* [Set task]:
Set down all of the data exactly as it appears.

* [Exercise inputs]:
*-*-*
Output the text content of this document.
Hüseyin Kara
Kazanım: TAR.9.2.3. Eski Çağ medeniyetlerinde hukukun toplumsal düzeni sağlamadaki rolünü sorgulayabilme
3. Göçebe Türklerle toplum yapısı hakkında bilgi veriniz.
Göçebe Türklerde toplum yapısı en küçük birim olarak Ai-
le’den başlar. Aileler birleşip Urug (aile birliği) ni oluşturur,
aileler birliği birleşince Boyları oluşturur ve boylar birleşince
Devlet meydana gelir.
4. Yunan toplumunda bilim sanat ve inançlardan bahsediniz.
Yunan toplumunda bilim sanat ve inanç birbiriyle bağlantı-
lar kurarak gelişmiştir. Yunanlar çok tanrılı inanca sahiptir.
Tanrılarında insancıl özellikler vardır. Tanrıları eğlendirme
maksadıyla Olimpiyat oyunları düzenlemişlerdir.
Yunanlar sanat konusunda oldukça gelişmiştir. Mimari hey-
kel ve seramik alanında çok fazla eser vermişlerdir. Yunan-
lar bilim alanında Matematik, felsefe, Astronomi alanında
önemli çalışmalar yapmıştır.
*-*-*
* [The reply]:
Output the text content of this document.
Hüseyin Kara
Kazanım: TAR.9.2.3. Eski Çağ medeniyetlerinde hukukun toplumsal düzeni sağlamadaki rolünü sorgulayabilme
3. Göçebe Türklerle toplum yapısı hakkında bilgi veriniz.
Göçebe Türklerde toplum yapısı en küçük birim olarak Ai-
le’den başlar. Aileler birleşip Urug (aile birliği) ni oluşturur,
aileler birliği birleşince Boyları oluşturur ve boylar birleşince
Devlet meydana gelir.
4. Yunan toplumunda bilim sanat ve inançlardan bahsediniz.
Yunan toplumunda bilim sanat ve inanç birbiriyle bağlantı-
lar kurarak gelişmiştir. Yunanlar çok tanrılı inanca sahiptir.
Tanrılarında insancıl özellikler vardır. Tanrıları eğlendirme
maksadıyla Olimpiyat oyunları düzenlemişlerdir.
Yunanlar sanat konusunda oldukça gelişmiştir. Mimari hey-
kel ve seramik alanında çok fazla eser vermişlerdir. Yunan-
lar bilim alanında Matematik, felsefe, Astronomi alanında
önemli çalışmalar yapmıştır.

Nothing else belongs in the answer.